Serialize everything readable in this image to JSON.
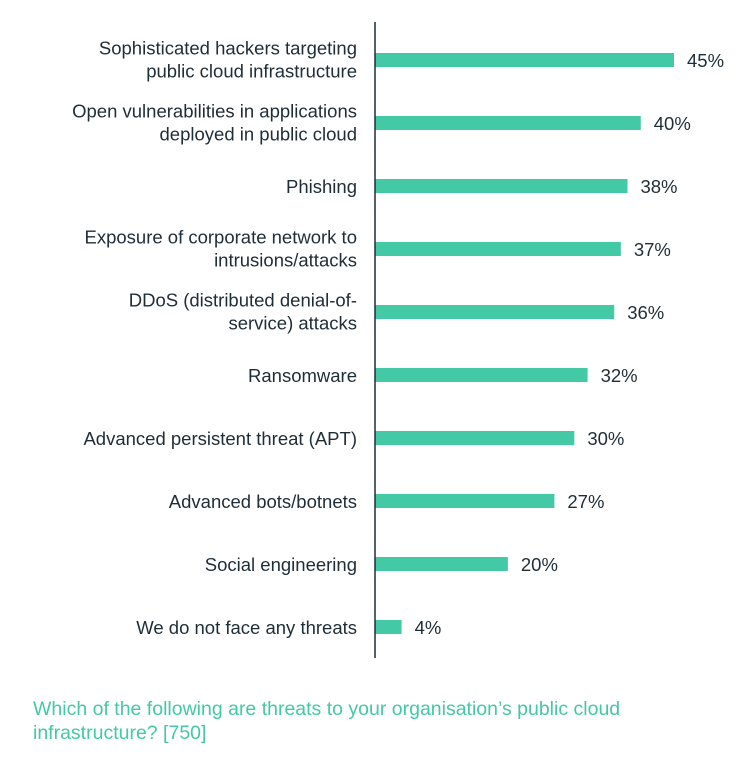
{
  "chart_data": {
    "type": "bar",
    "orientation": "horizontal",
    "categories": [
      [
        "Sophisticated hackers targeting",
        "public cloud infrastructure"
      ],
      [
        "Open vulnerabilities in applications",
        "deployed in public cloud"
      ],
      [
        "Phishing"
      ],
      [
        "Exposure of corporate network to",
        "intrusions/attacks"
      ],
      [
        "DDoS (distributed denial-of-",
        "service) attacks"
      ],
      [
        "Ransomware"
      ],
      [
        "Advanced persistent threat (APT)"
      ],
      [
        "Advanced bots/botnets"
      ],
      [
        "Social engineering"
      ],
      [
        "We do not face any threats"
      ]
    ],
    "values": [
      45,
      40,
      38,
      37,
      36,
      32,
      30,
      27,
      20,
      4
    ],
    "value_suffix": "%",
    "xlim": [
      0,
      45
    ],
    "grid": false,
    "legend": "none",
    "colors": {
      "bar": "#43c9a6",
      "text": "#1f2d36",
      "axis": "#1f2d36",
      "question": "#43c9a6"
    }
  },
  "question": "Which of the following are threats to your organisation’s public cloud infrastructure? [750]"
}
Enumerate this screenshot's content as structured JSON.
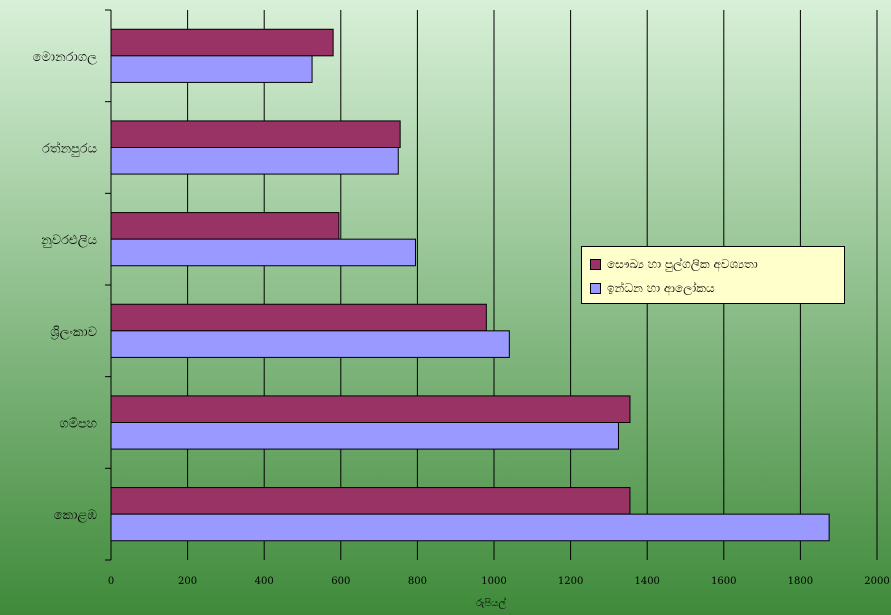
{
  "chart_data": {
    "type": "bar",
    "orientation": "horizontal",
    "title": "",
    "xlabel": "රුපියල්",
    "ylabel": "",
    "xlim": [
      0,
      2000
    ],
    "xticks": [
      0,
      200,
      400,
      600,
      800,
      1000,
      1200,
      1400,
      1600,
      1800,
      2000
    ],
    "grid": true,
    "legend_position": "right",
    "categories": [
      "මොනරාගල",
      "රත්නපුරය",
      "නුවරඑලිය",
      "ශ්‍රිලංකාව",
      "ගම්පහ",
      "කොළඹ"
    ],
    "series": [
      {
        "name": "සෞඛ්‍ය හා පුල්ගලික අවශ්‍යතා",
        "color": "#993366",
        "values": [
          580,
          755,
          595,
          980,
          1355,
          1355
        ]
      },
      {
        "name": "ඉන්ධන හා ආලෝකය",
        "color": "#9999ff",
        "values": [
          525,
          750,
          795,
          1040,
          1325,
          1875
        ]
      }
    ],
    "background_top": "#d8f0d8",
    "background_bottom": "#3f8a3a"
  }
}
========
▶ **What is being asked**
Among the lines of the data, identify those with the word "question". Copy each of them.

▶ **Response below**
      "question": "#43c9a6"
  "question": "Which of the following are threats to your organisation’s public cloud infrastructure? [750]"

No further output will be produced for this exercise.